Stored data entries
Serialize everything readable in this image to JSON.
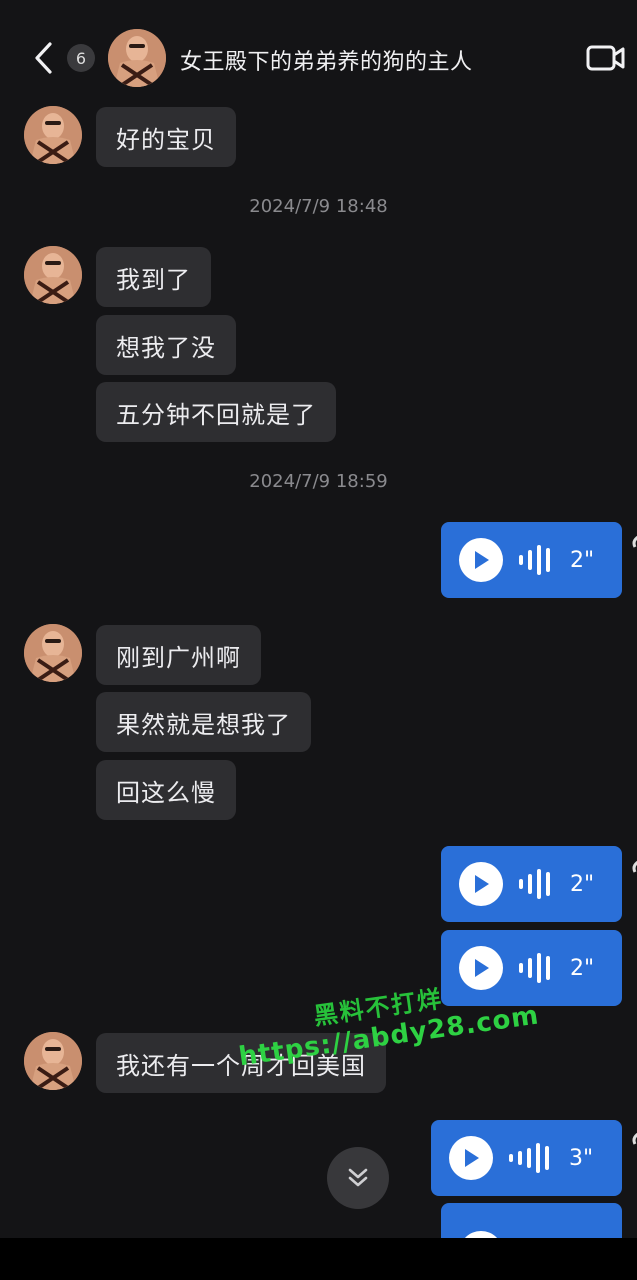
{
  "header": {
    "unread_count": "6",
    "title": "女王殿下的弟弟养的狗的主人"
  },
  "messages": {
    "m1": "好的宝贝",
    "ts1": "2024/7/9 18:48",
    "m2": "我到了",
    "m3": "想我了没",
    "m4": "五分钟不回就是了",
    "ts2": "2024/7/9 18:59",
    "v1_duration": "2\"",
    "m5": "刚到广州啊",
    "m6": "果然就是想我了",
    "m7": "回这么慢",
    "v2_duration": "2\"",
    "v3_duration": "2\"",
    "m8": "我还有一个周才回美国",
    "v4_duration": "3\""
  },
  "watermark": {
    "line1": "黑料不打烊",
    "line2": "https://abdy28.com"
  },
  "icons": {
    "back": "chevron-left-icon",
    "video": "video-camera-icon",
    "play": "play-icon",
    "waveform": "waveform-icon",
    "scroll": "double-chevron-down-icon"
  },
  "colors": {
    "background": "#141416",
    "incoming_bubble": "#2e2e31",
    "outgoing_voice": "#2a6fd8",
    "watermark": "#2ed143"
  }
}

--

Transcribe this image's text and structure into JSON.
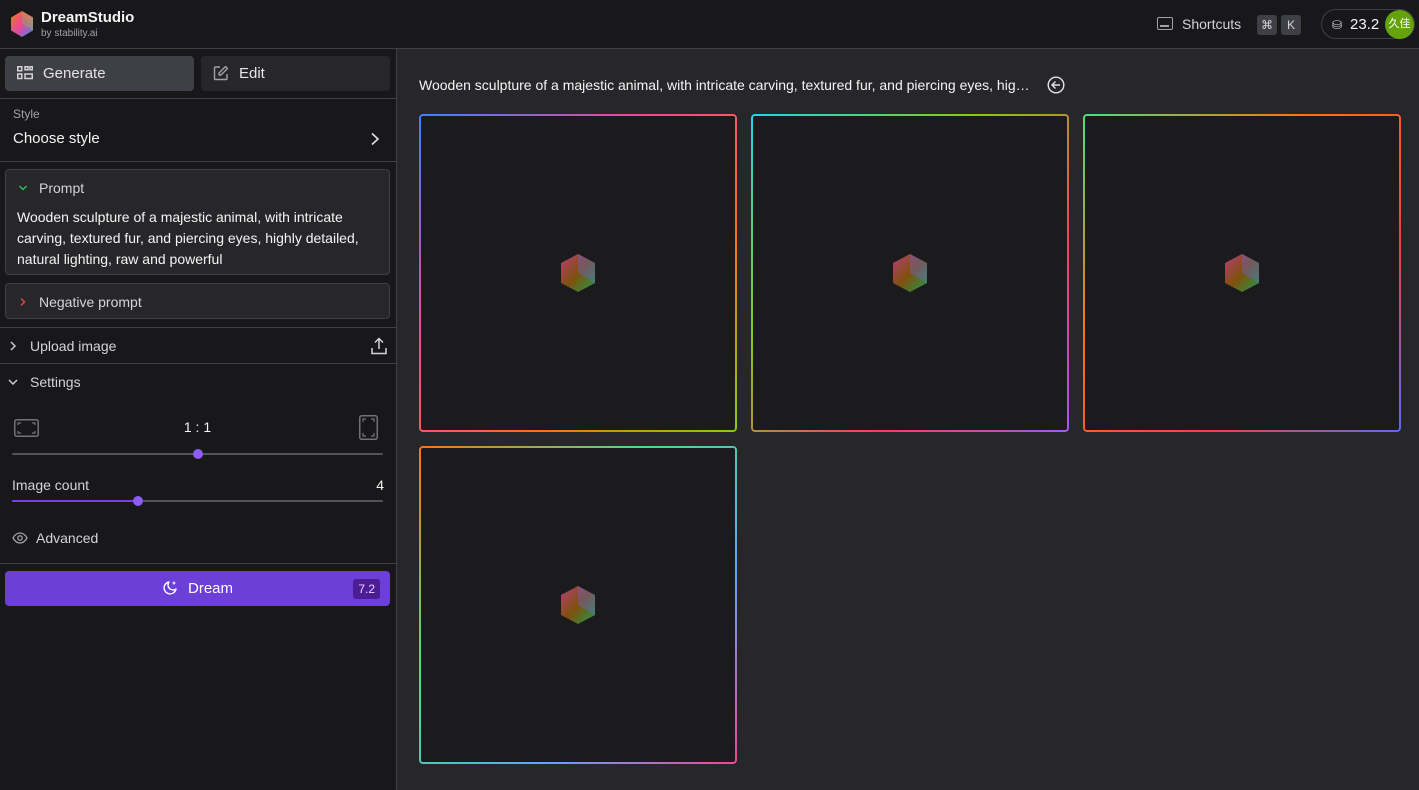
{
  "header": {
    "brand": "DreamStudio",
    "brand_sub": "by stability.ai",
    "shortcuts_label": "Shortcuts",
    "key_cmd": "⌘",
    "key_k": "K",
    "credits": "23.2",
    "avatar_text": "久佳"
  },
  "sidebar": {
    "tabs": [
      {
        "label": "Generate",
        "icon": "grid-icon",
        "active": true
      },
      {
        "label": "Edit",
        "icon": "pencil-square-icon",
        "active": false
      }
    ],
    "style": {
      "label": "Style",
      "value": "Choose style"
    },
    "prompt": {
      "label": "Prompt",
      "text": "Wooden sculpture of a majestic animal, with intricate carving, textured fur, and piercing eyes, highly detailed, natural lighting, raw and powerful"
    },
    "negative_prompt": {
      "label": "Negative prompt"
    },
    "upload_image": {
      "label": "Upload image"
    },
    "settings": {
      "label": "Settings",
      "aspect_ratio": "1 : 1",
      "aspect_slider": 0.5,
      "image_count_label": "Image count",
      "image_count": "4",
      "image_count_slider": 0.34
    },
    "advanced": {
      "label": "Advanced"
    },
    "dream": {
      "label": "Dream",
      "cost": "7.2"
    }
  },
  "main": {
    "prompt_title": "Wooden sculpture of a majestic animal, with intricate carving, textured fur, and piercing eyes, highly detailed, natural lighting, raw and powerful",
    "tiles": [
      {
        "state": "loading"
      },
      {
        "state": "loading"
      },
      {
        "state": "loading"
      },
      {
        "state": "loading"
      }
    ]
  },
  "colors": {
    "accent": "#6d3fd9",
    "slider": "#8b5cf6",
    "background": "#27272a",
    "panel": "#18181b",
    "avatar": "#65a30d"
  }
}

### TASK
Locate the word "carving" in the records above, and return each line that has it.

### ANSWER TO THIS EXERCISE
      "text": "Wooden sculpture of a majestic animal, with intricate carving, textured fur, and piercing eyes, highly detailed, natural lighting, raw and powerful"
    "prompt_title": "Wooden sculpture of a majestic animal, with intricate carving, textured fur, and piercing eyes, highly detailed, natural lighting, raw and powerful",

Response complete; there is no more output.